> **Given request**:
The entries are to be returned exactly, with images left out.

[Items from a data source]
*****
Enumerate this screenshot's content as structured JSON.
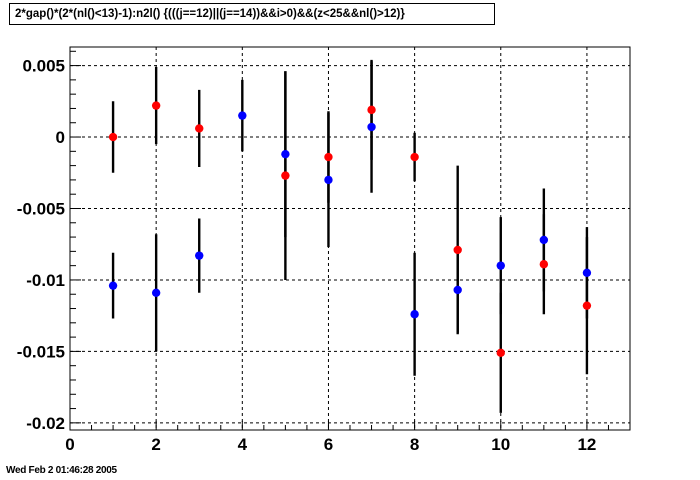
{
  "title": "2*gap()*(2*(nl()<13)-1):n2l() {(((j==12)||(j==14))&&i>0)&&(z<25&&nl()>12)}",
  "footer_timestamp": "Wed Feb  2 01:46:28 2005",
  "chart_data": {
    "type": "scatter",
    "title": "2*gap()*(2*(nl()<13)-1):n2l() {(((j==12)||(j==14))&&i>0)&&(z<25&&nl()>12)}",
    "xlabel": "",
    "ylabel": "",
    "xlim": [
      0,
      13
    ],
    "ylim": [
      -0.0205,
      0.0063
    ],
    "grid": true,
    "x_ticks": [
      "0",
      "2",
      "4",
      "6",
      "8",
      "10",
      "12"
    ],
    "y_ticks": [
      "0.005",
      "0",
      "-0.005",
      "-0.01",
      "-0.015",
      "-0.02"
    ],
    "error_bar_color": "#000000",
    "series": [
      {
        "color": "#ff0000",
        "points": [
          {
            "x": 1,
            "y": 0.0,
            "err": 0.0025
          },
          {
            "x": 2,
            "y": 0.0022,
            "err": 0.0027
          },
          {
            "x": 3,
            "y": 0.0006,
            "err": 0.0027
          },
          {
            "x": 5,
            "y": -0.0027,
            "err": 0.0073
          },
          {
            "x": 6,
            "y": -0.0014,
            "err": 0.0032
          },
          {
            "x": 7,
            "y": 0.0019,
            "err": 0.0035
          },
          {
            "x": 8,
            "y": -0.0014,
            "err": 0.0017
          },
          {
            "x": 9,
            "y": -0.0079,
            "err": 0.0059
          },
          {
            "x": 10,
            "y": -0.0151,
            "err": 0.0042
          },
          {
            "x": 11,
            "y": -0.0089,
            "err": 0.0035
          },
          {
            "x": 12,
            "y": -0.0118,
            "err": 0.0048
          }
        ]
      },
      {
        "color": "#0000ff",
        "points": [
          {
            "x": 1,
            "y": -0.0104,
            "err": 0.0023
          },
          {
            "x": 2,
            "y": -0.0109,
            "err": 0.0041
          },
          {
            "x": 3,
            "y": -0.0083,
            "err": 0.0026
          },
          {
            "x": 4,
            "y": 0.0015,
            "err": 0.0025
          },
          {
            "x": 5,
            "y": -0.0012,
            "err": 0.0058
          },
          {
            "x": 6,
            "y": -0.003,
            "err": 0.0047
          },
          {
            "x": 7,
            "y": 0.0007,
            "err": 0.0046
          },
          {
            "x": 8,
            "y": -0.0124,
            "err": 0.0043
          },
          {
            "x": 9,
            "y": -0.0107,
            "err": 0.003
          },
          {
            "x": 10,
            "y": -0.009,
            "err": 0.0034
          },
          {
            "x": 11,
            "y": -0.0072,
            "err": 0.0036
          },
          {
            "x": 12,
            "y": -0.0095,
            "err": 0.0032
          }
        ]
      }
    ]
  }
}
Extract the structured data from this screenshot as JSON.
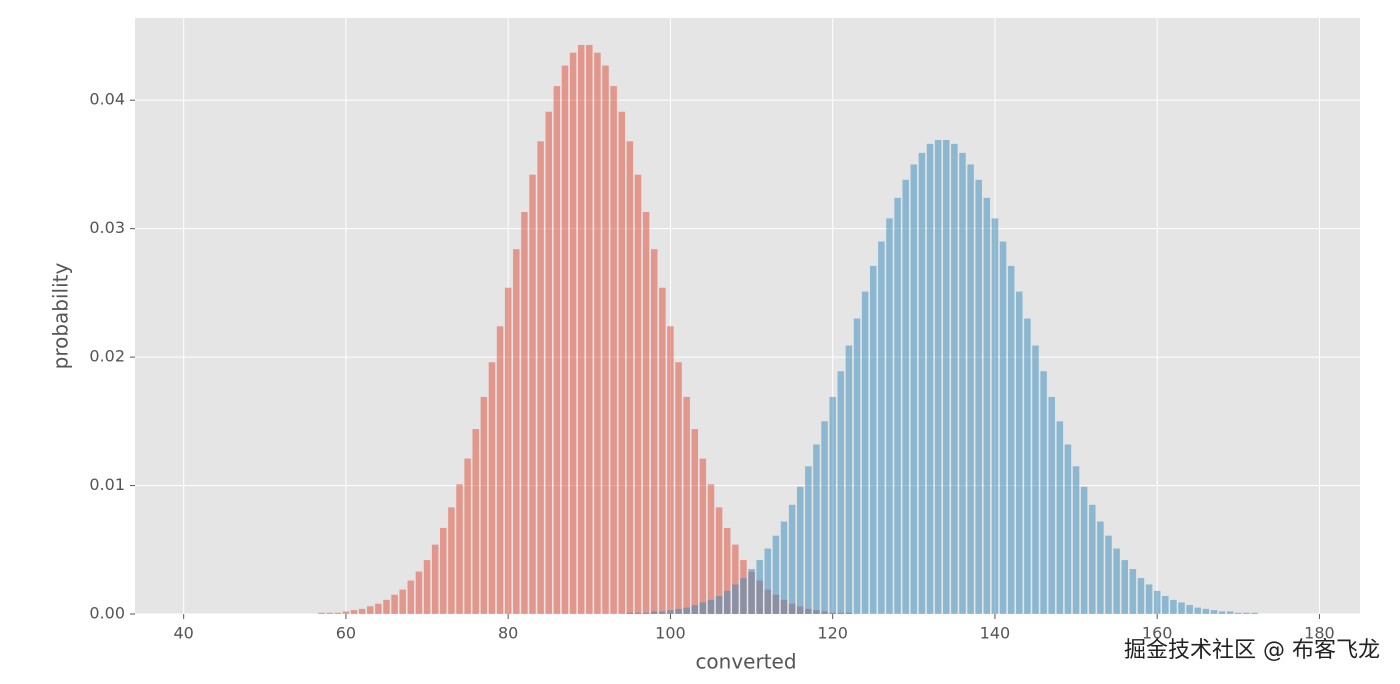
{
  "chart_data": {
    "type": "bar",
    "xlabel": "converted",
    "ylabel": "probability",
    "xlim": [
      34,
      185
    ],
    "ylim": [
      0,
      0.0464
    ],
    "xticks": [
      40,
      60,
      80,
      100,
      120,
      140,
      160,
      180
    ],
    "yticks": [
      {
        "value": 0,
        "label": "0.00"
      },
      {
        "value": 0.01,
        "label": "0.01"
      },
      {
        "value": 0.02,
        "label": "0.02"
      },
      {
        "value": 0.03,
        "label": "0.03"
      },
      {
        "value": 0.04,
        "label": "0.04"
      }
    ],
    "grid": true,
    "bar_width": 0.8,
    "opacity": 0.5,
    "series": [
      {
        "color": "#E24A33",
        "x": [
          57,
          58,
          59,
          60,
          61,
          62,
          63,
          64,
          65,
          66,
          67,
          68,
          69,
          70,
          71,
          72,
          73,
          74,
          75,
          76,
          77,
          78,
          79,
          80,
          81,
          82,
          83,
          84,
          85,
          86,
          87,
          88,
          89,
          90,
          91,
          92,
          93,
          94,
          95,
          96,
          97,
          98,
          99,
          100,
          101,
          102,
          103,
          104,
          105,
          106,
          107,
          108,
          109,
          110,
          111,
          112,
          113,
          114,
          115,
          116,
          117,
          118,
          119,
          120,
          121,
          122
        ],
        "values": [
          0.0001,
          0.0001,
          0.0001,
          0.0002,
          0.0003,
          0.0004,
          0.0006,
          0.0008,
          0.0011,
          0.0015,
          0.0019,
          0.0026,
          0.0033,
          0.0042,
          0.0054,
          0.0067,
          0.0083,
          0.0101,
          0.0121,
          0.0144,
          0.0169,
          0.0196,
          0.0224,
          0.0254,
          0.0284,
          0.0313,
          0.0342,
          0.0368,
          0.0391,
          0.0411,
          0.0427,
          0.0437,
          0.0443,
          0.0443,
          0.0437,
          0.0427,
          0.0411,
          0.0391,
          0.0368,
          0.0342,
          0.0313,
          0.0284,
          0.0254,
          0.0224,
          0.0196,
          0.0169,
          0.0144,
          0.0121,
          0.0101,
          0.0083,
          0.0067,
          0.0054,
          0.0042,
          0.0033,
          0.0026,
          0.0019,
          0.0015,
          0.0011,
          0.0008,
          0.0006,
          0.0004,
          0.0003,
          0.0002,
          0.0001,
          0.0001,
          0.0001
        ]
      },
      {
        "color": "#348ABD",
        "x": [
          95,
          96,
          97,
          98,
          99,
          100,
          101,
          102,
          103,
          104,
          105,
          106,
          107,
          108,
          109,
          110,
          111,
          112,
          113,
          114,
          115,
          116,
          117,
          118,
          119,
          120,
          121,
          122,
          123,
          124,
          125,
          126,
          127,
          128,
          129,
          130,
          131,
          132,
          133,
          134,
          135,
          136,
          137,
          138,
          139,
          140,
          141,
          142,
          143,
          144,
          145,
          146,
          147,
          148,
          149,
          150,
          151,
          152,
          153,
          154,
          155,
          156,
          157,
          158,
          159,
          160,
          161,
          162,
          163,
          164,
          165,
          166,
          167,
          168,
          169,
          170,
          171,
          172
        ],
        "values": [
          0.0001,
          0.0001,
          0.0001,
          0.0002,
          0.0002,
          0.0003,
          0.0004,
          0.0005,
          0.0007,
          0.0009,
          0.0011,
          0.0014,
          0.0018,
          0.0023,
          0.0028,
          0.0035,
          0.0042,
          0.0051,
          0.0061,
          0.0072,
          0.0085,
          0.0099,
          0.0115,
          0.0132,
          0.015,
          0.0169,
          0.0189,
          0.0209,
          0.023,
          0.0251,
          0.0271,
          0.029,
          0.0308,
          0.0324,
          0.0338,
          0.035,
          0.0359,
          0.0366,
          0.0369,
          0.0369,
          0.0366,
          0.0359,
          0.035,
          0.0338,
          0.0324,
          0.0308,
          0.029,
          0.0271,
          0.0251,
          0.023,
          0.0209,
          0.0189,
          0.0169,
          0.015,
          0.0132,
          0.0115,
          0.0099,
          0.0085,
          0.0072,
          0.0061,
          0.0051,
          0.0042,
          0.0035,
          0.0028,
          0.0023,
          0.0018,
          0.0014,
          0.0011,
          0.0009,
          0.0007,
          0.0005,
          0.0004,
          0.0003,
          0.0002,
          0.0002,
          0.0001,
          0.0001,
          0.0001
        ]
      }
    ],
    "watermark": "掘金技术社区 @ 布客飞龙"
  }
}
*****
> **Written response**:
Enumerate this screenshot's content as structured JSON.
{
  "title": "2*gap()*(2*(nl()<13)-1):n2l() {(((j==12)||(j==14))&&i>0)&&(z<25&&nl()>12)}",
  "footer_timestamp": "Wed Feb  2 01:46:28 2005",
  "chart_data": {
    "type": "scatter",
    "title": "2*gap()*(2*(nl()<13)-1):n2l() {(((j==12)||(j==14))&&i>0)&&(z<25&&nl()>12)}",
    "xlabel": "",
    "ylabel": "",
    "xlim": [
      0,
      13
    ],
    "ylim": [
      -0.0205,
      0.0063
    ],
    "grid": true,
    "x_ticks": [
      "0",
      "2",
      "4",
      "6",
      "8",
      "10",
      "12"
    ],
    "y_ticks": [
      "0.005",
      "0",
      "-0.005",
      "-0.01",
      "-0.015",
      "-0.02"
    ],
    "error_bar_color": "#000000",
    "series": [
      {
        "color": "#ff0000",
        "points": [
          {
            "x": 1,
            "y": 0.0,
            "err": 0.0025
          },
          {
            "x": 2,
            "y": 0.0022,
            "err": 0.0027
          },
          {
            "x": 3,
            "y": 0.0006,
            "err": 0.0027
          },
          {
            "x": 5,
            "y": -0.0027,
            "err": 0.0073
          },
          {
            "x": 6,
            "y": -0.0014,
            "err": 0.0032
          },
          {
            "x": 7,
            "y": 0.0019,
            "err": 0.0035
          },
          {
            "x": 8,
            "y": -0.0014,
            "err": 0.0017
          },
          {
            "x": 9,
            "y": -0.0079,
            "err": 0.0059
          },
          {
            "x": 10,
            "y": -0.0151,
            "err": 0.0042
          },
          {
            "x": 11,
            "y": -0.0089,
            "err": 0.0035
          },
          {
            "x": 12,
            "y": -0.0118,
            "err": 0.0048
          }
        ]
      },
      {
        "color": "#0000ff",
        "points": [
          {
            "x": 1,
            "y": -0.0104,
            "err": 0.0023
          },
          {
            "x": 2,
            "y": -0.0109,
            "err": 0.0041
          },
          {
            "x": 3,
            "y": -0.0083,
            "err": 0.0026
          },
          {
            "x": 4,
            "y": 0.0015,
            "err": 0.0025
          },
          {
            "x": 5,
            "y": -0.0012,
            "err": 0.0058
          },
          {
            "x": 6,
            "y": -0.003,
            "err": 0.0047
          },
          {
            "x": 7,
            "y": 0.0007,
            "err": 0.0046
          },
          {
            "x": 8,
            "y": -0.0124,
            "err": 0.0043
          },
          {
            "x": 9,
            "y": -0.0107,
            "err": 0.003
          },
          {
            "x": 10,
            "y": -0.009,
            "err": 0.0034
          },
          {
            "x": 11,
            "y": -0.0072,
            "err": 0.0036
          },
          {
            "x": 12,
            "y": -0.0095,
            "err": 0.0032
          }
        ]
      }
    ]
  }
}
Extract the structured data from this screenshot as JSON.
{
  "chart_data": {
    "type": "bar",
    "xlabel": "converted",
    "ylabel": "probability",
    "xlim": [
      34,
      185
    ],
    "ylim": [
      0,
      0.0464
    ],
    "xticks": [
      40,
      60,
      80,
      100,
      120,
      140,
      160,
      180
    ],
    "yticks": [
      {
        "value": 0,
        "label": "0.00"
      },
      {
        "value": 0.01,
        "label": "0.01"
      },
      {
        "value": 0.02,
        "label": "0.02"
      },
      {
        "value": 0.03,
        "label": "0.03"
      },
      {
        "value": 0.04,
        "label": "0.04"
      }
    ],
    "grid": true,
    "bar_width": 0.8,
    "opacity": 0.5,
    "series": [
      {
        "color": "#E24A33",
        "x": [
          57,
          58,
          59,
          60,
          61,
          62,
          63,
          64,
          65,
          66,
          67,
          68,
          69,
          70,
          71,
          72,
          73,
          74,
          75,
          76,
          77,
          78,
          79,
          80,
          81,
          82,
          83,
          84,
          85,
          86,
          87,
          88,
          89,
          90,
          91,
          92,
          93,
          94,
          95,
          96,
          97,
          98,
          99,
          100,
          101,
          102,
          103,
          104,
          105,
          106,
          107,
          108,
          109,
          110,
          111,
          112,
          113,
          114,
          115,
          116,
          117,
          118,
          119,
          120,
          121,
          122
        ],
        "values": [
          0.0001,
          0.0001,
          0.0001,
          0.0002,
          0.0003,
          0.0004,
          0.0006,
          0.0008,
          0.0011,
          0.0015,
          0.0019,
          0.0026,
          0.0033,
          0.0042,
          0.0054,
          0.0067,
          0.0083,
          0.0101,
          0.0121,
          0.0144,
          0.0169,
          0.0196,
          0.0224,
          0.0254,
          0.0284,
          0.0313,
          0.0342,
          0.0368,
          0.0391,
          0.0411,
          0.0427,
          0.0437,
          0.0443,
          0.0443,
          0.0437,
          0.0427,
          0.0411,
          0.0391,
          0.0368,
          0.0342,
          0.0313,
          0.0284,
          0.0254,
          0.0224,
          0.0196,
          0.0169,
          0.0144,
          0.0121,
          0.0101,
          0.0083,
          0.0067,
          0.0054,
          0.0042,
          0.0033,
          0.0026,
          0.0019,
          0.0015,
          0.0011,
          0.0008,
          0.0006,
          0.0004,
          0.0003,
          0.0002,
          0.0001,
          0.0001,
          0.0001
        ]
      },
      {
        "color": "#348ABD",
        "x": [
          95,
          96,
          97,
          98,
          99,
          100,
          101,
          102,
          103,
          104,
          105,
          106,
          107,
          108,
          109,
          110,
          111,
          112,
          113,
          114,
          115,
          116,
          117,
          118,
          119,
          120,
          121,
          122,
          123,
          124,
          125,
          126,
          127,
          128,
          129,
          130,
          131,
          132,
          133,
          134,
          135,
          136,
          137,
          138,
          139,
          140,
          141,
          142,
          143,
          144,
          145,
          146,
          147,
          148,
          149,
          150,
          151,
          152,
          153,
          154,
          155,
          156,
          157,
          158,
          159,
          160,
          161,
          162,
          163,
          164,
          165,
          166,
          167,
          168,
          169,
          170,
          171,
          172
        ],
        "values": [
          0.0001,
          0.0001,
          0.0001,
          0.0002,
          0.0002,
          0.0003,
          0.0004,
          0.0005,
          0.0007,
          0.0009,
          0.0011,
          0.0014,
          0.0018,
          0.0023,
          0.0028,
          0.0035,
          0.0042,
          0.0051,
          0.0061,
          0.0072,
          0.0085,
          0.0099,
          0.0115,
          0.0132,
          0.015,
          0.0169,
          0.0189,
          0.0209,
          0.023,
          0.0251,
          0.0271,
          0.029,
          0.0308,
          0.0324,
          0.0338,
          0.035,
          0.0359,
          0.0366,
          0.0369,
          0.0369,
          0.0366,
          0.0359,
          0.035,
          0.0338,
          0.0324,
          0.0308,
          0.029,
          0.0271,
          0.0251,
          0.023,
          0.0209,
          0.0189,
          0.0169,
          0.015,
          0.0132,
          0.0115,
          0.0099,
          0.0085,
          0.0072,
          0.0061,
          0.0051,
          0.0042,
          0.0035,
          0.0028,
          0.0023,
          0.0018,
          0.0014,
          0.0011,
          0.0009,
          0.0007,
          0.0005,
          0.0004,
          0.0003,
          0.0002,
          0.0002,
          0.0001,
          0.0001,
          0.0001
        ]
      }
    ],
    "watermark": "掘金技术社区 @ 布客飞龙"
  }
}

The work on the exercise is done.